* Problem to solve: Locate every line that holds the string "JORNADA" and copy it.

[Collection entries]
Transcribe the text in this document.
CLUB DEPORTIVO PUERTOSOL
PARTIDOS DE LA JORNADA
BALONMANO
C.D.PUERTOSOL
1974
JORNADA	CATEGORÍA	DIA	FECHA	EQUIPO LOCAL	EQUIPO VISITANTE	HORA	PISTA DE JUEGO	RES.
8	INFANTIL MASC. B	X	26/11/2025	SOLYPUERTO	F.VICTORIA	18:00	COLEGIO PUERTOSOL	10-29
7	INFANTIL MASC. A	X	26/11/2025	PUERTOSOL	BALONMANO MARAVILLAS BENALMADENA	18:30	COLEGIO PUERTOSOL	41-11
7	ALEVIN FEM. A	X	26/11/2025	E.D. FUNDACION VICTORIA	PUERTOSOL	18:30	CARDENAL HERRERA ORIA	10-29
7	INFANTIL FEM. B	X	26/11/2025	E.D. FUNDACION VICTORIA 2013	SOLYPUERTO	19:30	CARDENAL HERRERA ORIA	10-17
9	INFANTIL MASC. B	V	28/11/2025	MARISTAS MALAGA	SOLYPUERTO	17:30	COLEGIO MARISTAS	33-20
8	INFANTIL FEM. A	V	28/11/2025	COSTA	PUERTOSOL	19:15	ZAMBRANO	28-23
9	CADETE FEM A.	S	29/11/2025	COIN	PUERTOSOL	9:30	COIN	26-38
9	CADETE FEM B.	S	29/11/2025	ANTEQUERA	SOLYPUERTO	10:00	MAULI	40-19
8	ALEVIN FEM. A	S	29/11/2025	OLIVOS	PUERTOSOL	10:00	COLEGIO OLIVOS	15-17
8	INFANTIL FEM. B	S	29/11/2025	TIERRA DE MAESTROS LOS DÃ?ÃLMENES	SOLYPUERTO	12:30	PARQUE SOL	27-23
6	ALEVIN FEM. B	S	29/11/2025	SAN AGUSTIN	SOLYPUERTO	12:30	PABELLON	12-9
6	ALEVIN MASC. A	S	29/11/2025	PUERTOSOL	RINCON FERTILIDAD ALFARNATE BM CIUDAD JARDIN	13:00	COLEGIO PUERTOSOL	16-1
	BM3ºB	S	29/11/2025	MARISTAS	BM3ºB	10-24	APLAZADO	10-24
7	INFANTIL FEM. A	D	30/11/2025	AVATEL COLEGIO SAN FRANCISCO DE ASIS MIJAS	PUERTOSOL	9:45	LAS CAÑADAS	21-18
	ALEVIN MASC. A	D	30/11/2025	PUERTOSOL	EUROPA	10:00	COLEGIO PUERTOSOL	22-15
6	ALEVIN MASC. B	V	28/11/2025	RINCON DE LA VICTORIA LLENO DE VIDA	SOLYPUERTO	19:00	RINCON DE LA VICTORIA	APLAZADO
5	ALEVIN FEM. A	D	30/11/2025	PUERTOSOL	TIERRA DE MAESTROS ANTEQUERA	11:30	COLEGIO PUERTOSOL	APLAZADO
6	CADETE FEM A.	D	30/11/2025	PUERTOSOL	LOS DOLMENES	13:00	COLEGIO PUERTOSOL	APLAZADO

* Correct answer:
PARTIDOS DE LA JORNADA
JORNADA	CATEGORÍA	DIA	FECHA	EQUIPO LOCAL	EQUIPO VISITANTE	HORA	PISTA DE JUEGO	RES.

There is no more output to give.